TASK PROMPT:
The records below are to be repeated in full, exactly as they are.

====== EXTRACTED DATA

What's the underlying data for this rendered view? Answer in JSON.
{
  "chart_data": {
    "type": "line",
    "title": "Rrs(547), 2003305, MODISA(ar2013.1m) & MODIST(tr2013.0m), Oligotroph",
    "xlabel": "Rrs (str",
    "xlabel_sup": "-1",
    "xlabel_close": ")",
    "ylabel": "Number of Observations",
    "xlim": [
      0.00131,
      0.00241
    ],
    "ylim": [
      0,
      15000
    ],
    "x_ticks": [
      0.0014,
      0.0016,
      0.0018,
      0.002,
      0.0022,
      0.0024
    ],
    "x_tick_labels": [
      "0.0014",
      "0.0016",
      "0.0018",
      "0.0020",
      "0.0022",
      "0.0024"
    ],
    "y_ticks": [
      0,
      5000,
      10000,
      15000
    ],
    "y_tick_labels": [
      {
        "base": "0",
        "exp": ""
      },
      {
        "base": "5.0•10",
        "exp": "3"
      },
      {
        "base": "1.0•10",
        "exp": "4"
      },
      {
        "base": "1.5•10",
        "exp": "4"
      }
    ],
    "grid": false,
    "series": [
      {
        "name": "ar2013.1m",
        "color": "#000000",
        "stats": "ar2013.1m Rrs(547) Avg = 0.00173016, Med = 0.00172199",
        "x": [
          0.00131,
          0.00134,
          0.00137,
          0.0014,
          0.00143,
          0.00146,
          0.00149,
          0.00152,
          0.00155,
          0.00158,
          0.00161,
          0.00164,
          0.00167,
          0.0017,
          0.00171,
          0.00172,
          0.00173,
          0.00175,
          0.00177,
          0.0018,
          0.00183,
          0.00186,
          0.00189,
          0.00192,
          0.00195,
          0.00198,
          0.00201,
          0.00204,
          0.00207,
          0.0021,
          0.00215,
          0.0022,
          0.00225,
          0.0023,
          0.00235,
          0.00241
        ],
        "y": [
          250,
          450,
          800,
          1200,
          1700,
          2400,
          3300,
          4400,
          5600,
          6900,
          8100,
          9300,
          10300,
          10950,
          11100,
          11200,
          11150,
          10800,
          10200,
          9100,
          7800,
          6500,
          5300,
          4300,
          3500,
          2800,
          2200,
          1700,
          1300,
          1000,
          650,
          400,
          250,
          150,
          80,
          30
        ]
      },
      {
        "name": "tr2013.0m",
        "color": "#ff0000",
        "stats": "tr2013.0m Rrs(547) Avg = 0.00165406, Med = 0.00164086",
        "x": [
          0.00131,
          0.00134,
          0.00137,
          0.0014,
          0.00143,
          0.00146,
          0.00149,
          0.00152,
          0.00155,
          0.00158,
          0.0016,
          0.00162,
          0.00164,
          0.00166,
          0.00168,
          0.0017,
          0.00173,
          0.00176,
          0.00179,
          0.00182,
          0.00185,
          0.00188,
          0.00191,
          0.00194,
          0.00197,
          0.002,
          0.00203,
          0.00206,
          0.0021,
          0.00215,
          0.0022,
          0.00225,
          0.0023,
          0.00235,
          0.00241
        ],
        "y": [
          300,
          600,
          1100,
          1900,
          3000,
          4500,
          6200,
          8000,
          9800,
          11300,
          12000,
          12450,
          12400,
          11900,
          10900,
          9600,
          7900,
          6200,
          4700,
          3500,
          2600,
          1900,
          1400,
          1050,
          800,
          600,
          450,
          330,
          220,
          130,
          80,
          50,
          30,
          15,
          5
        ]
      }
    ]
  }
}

============

CORRECT ANSWER:
What's the underlying data for this rendered view? Answer in JSON.
{
  "chart_data": {
    "type": "line",
    "title": "Rrs(547), 2003305, MODISA(ar2013.1m) & MODIST(tr2013.0m), Oligotroph",
    "xlabel": "Rrs (str",
    "xlabel_sup": "-1",
    "xlabel_close": ")",
    "ylabel": "Number of Observations",
    "xlim": [
      0.00131,
      0.00241
    ],
    "ylim": [
      0,
      15000
    ],
    "x_ticks": [
      0.0014,
      0.0016,
      0.0018,
      0.002,
      0.0022,
      0.0024
    ],
    "x_tick_labels": [
      "0.0014",
      "0.0016",
      "0.0018",
      "0.0020",
      "0.0022",
      "0.0024"
    ],
    "y_ticks": [
      0,
      5000,
      10000,
      15000
    ],
    "y_tick_labels": [
      {
        "base": "0",
        "exp": ""
      },
      {
        "base": "5.0•10",
        "exp": "3"
      },
      {
        "base": "1.0•10",
        "exp": "4"
      },
      {
        "base": "1.5•10",
        "exp": "4"
      }
    ],
    "grid": false,
    "series": [
      {
        "name": "ar2013.1m",
        "color": "#000000",
        "stats": "ar2013.1m Rrs(547) Avg = 0.00173016, Med = 0.00172199",
        "x": [
          0.00131,
          0.00134,
          0.00137,
          0.0014,
          0.00143,
          0.00146,
          0.00149,
          0.00152,
          0.00155,
          0.00158,
          0.00161,
          0.00164,
          0.00167,
          0.0017,
          0.00171,
          0.00172,
          0.00173,
          0.00175,
          0.00177,
          0.0018,
          0.00183,
          0.00186,
          0.00189,
          0.00192,
          0.00195,
          0.00198,
          0.00201,
          0.00204,
          0.00207,
          0.0021,
          0.00215,
          0.0022,
          0.00225,
          0.0023,
          0.00235,
          0.00241
        ],
        "y": [
          250,
          450,
          800,
          1200,
          1700,
          2400,
          3300,
          4400,
          5600,
          6900,
          8100,
          9300,
          10300,
          10950,
          11100,
          11200,
          11150,
          10800,
          10200,
          9100,
          7800,
          6500,
          5300,
          4300,
          3500,
          2800,
          2200,
          1700,
          1300,
          1000,
          650,
          400,
          250,
          150,
          80,
          30
        ]
      },
      {
        "name": "tr2013.0m",
        "color": "#ff0000",
        "stats": "tr2013.0m Rrs(547) Avg = 0.00165406, Med = 0.00164086",
        "x": [
          0.00131,
          0.00134,
          0.00137,
          0.0014,
          0.00143,
          0.00146,
          0.00149,
          0.00152,
          0.00155,
          0.00158,
          0.0016,
          0.00162,
          0.00164,
          0.00166,
          0.00168,
          0.0017,
          0.00173,
          0.00176,
          0.00179,
          0.00182,
          0.00185,
          0.00188,
          0.00191,
          0.00194,
          0.00197,
          0.002,
          0.00203,
          0.00206,
          0.0021,
          0.00215,
          0.0022,
          0.00225,
          0.0023,
          0.00235,
          0.00241
        ],
        "y": [
          300,
          600,
          1100,
          1900,
          3000,
          4500,
          6200,
          8000,
          9800,
          11300,
          12000,
          12450,
          12400,
          11900,
          10900,
          9600,
          7900,
          6200,
          4700,
          3500,
          2600,
          1900,
          1400,
          1050,
          800,
          600,
          450,
          330,
          220,
          130,
          80,
          50,
          30,
          15,
          5
        ]
      }
    ]
  }
}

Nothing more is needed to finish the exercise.